> _Task statement_
An exact copy of all the data is required, with pictures left out.

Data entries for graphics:
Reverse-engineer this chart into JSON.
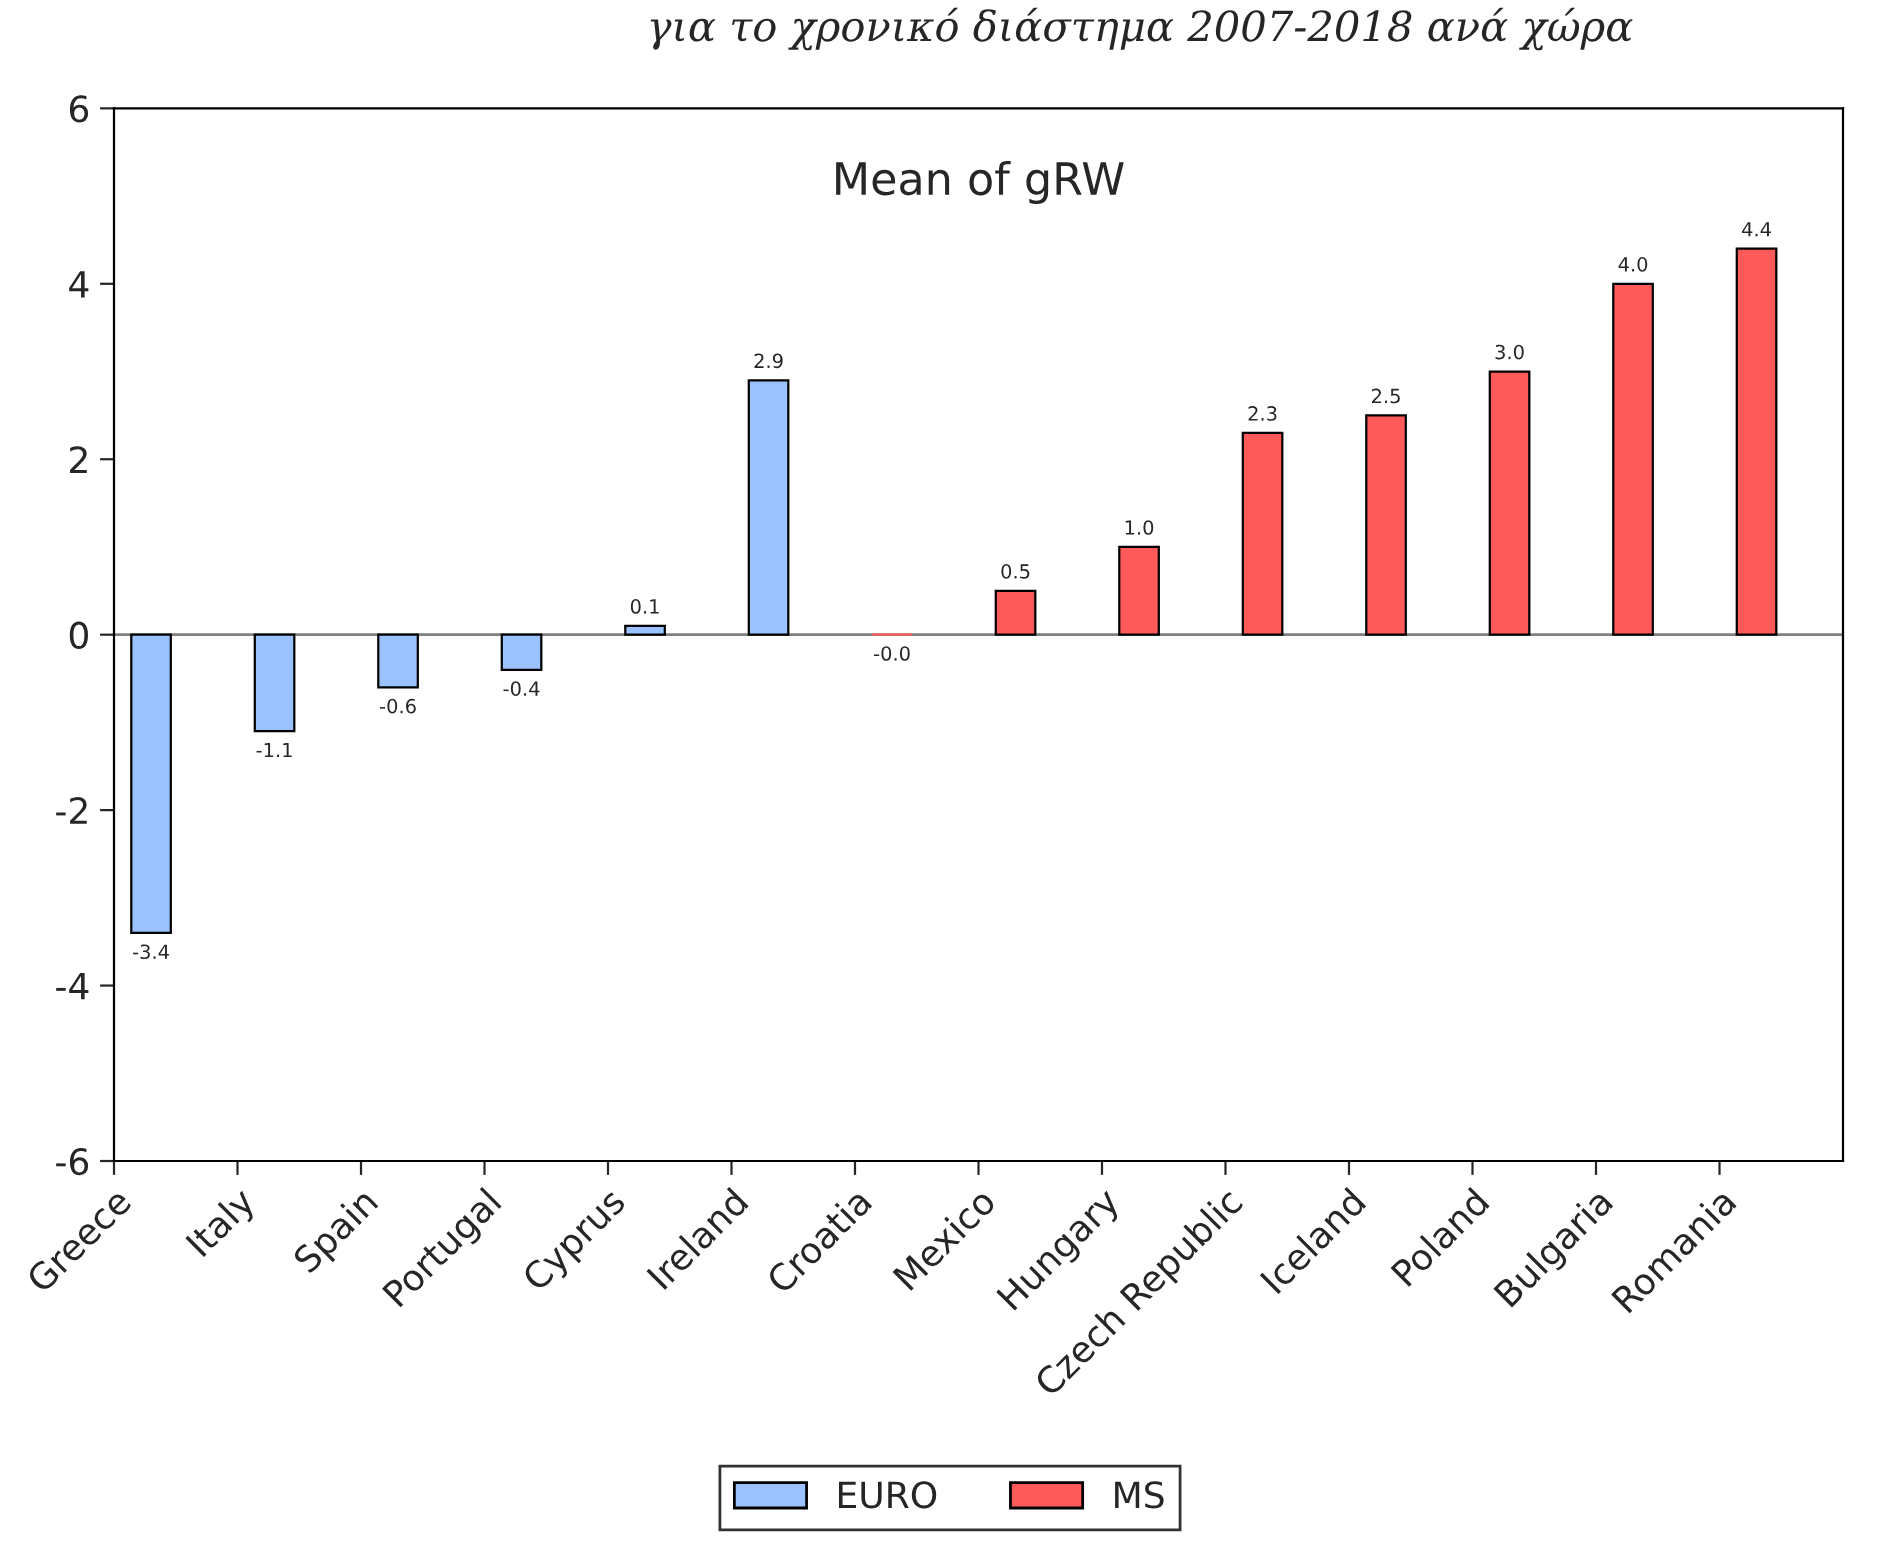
{
  "chart_data": {
    "type": "bar",
    "title": "Mean of gRW",
    "categories": [
      "Greece",
      "Italy",
      "Spain",
      "Portugal",
      "Cyprus",
      "Ireland",
      "Croatia",
      "Mexico",
      "Hungary",
      "Czech Republic",
      "Iceland",
      "Poland",
      "Bulgaria",
      "Romania"
    ],
    "series": [
      {
        "name": "EURO",
        "color": "#99c2ff",
        "values": [
          -3.4,
          -1.1,
          -0.6,
          -0.4,
          0.1,
          2.9,
          null,
          null,
          null,
          null,
          null,
          null,
          null,
          null
        ],
        "value_labels": [
          "-3.4",
          "-1.1",
          "-0.6",
          "-0.4",
          "0.1",
          "2.9",
          null,
          null,
          null,
          null,
          null,
          null,
          null,
          null
        ]
      },
      {
        "name": "MS",
        "color": "#ff5a5a",
        "values": [
          null,
          null,
          null,
          null,
          null,
          null,
          -0.0,
          0.5,
          1.0,
          2.3,
          2.5,
          3.0,
          4.0,
          4.4
        ],
        "value_labels": [
          null,
          null,
          null,
          null,
          null,
          null,
          "-0.0",
          "0.5",
          "1.0",
          "2.3",
          "2.5",
          "3.0",
          "4.0",
          "4.4"
        ]
      }
    ],
    "ylim": [
      -6,
      6
    ],
    "yticks": [
      -6,
      -4,
      -2,
      0,
      2,
      4,
      6
    ],
    "ref_lines": [
      {
        "axis": "y",
        "value": 0,
        "color": "#808080"
      }
    ],
    "annotations": [
      "για το χρονικό διάστημα 2007-2018 ανά χώρα"
    ],
    "grid": false,
    "legend": "bottom"
  }
}
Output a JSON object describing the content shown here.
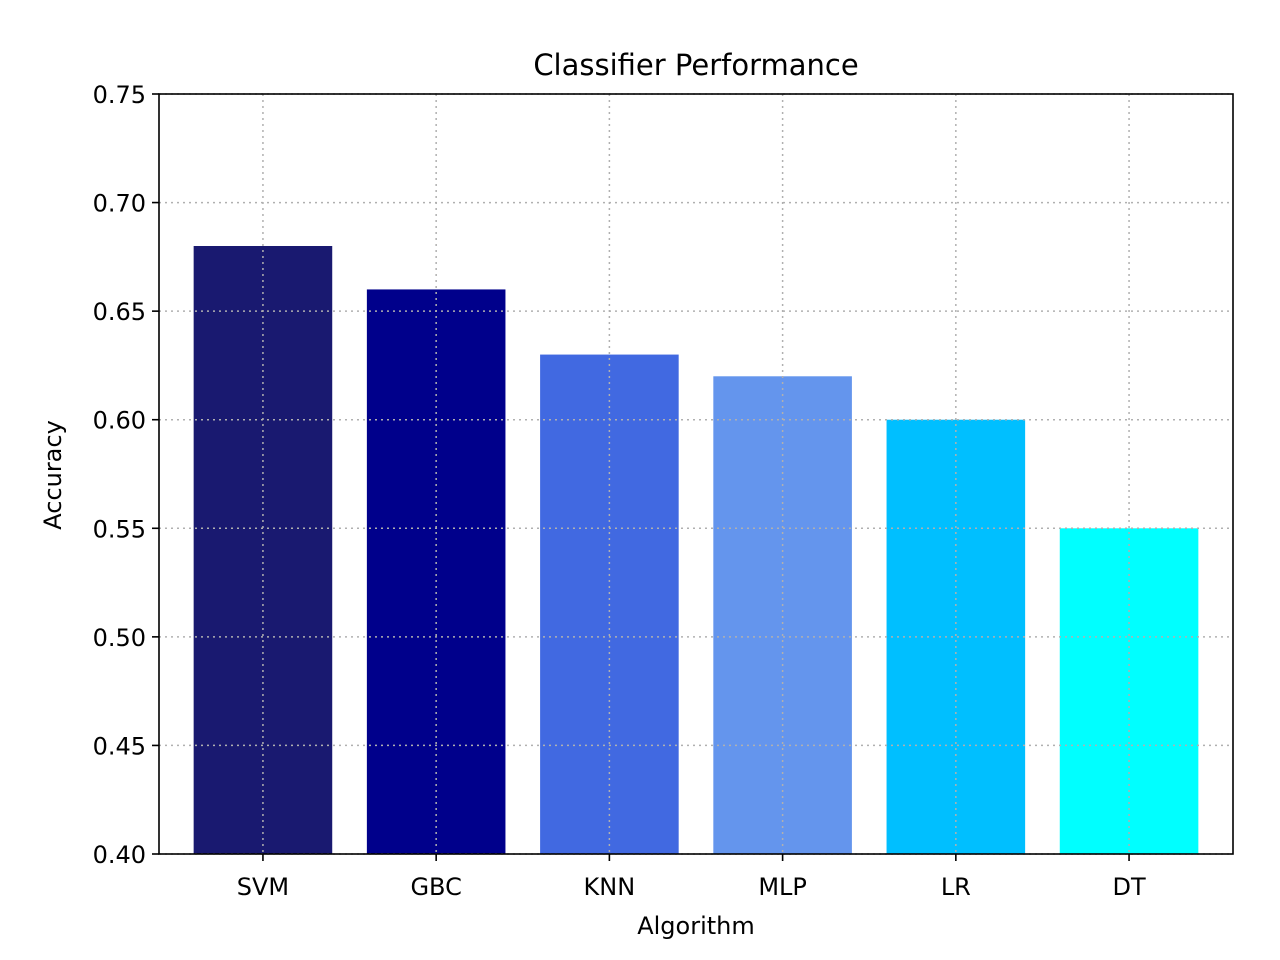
{
  "chart_data": {
    "type": "bar",
    "title": "Classifier Performance",
    "xlabel": "Algorithm",
    "ylabel": "Accuracy",
    "categories": [
      "SVM",
      "GBC",
      "KNN",
      "MLP",
      "LR",
      "DT"
    ],
    "values": [
      0.68,
      0.66,
      0.63,
      0.62,
      0.6,
      0.55
    ],
    "colors": [
      "#191970",
      "#00008b",
      "#4169e1",
      "#6495ed",
      "#00bfff",
      "#00ffff"
    ],
    "ylim": [
      0.4,
      0.75
    ],
    "yticks": [
      "0.40",
      "0.45",
      "0.50",
      "0.55",
      "0.60",
      "0.65",
      "0.70",
      "0.75"
    ],
    "grid": true,
    "grid_style": "dotted",
    "legend": "none"
  }
}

> _Solution to the problem_
Reverse-engineer this chart into JSON.
{
  "chart_data": {
    "type": "bar",
    "title": "Mean of gRW",
    "categories": [
      "Greece",
      "Italy",
      "Spain",
      "Portugal",
      "Cyprus",
      "Ireland",
      "Croatia",
      "Mexico",
      "Hungary",
      "Czech Republic",
      "Iceland",
      "Poland",
      "Bulgaria",
      "Romania"
    ],
    "series": [
      {
        "name": "EURO",
        "color": "#99c2ff",
        "values": [
          -3.4,
          -1.1,
          -0.6,
          -0.4,
          0.1,
          2.9,
          null,
          null,
          null,
          null,
          null,
          null,
          null,
          null
        ],
        "value_labels": [
          "-3.4",
          "-1.1",
          "-0.6",
          "-0.4",
          "0.1",
          "2.9",
          null,
          null,
          null,
          null,
          null,
          null,
          null,
          null
        ]
      },
      {
        "name": "MS",
        "color": "#ff5a5a",
        "values": [
          null,
          null,
          null,
          null,
          null,
          null,
          -0.0,
          0.5,
          1.0,
          2.3,
          2.5,
          3.0,
          4.0,
          4.4
        ],
        "value_labels": [
          null,
          null,
          null,
          null,
          null,
          null,
          "-0.0",
          "0.5",
          "1.0",
          "2.3",
          "2.5",
          "3.0",
          "4.0",
          "4.4"
        ]
      }
    ],
    "ylim": [
      -6,
      6
    ],
    "yticks": [
      -6,
      -4,
      -2,
      0,
      2,
      4,
      6
    ],
    "ref_lines": [
      {
        "axis": "y",
        "value": 0,
        "color": "#808080"
      }
    ],
    "annotations": [
      "για το χρονικό διάστημα 2007-2018 ανά χώρα"
    ],
    "grid": false,
    "legend": "bottom"
  }
}
Output a JSON object describing the content shown here.
{
  "chart_data": {
    "type": "bar",
    "title": "Classifier Performance",
    "xlabel": "Algorithm",
    "ylabel": "Accuracy",
    "categories": [
      "SVM",
      "GBC",
      "KNN",
      "MLP",
      "LR",
      "DT"
    ],
    "values": [
      0.68,
      0.66,
      0.63,
      0.62,
      0.6,
      0.55
    ],
    "colors": [
      "#191970",
      "#00008b",
      "#4169e1",
      "#6495ed",
      "#00bfff",
      "#00ffff"
    ],
    "ylim": [
      0.4,
      0.75
    ],
    "yticks": [
      "0.40",
      "0.45",
      "0.50",
      "0.55",
      "0.60",
      "0.65",
      "0.70",
      "0.75"
    ],
    "grid": true,
    "grid_style": "dotted",
    "legend": "none"
  }
}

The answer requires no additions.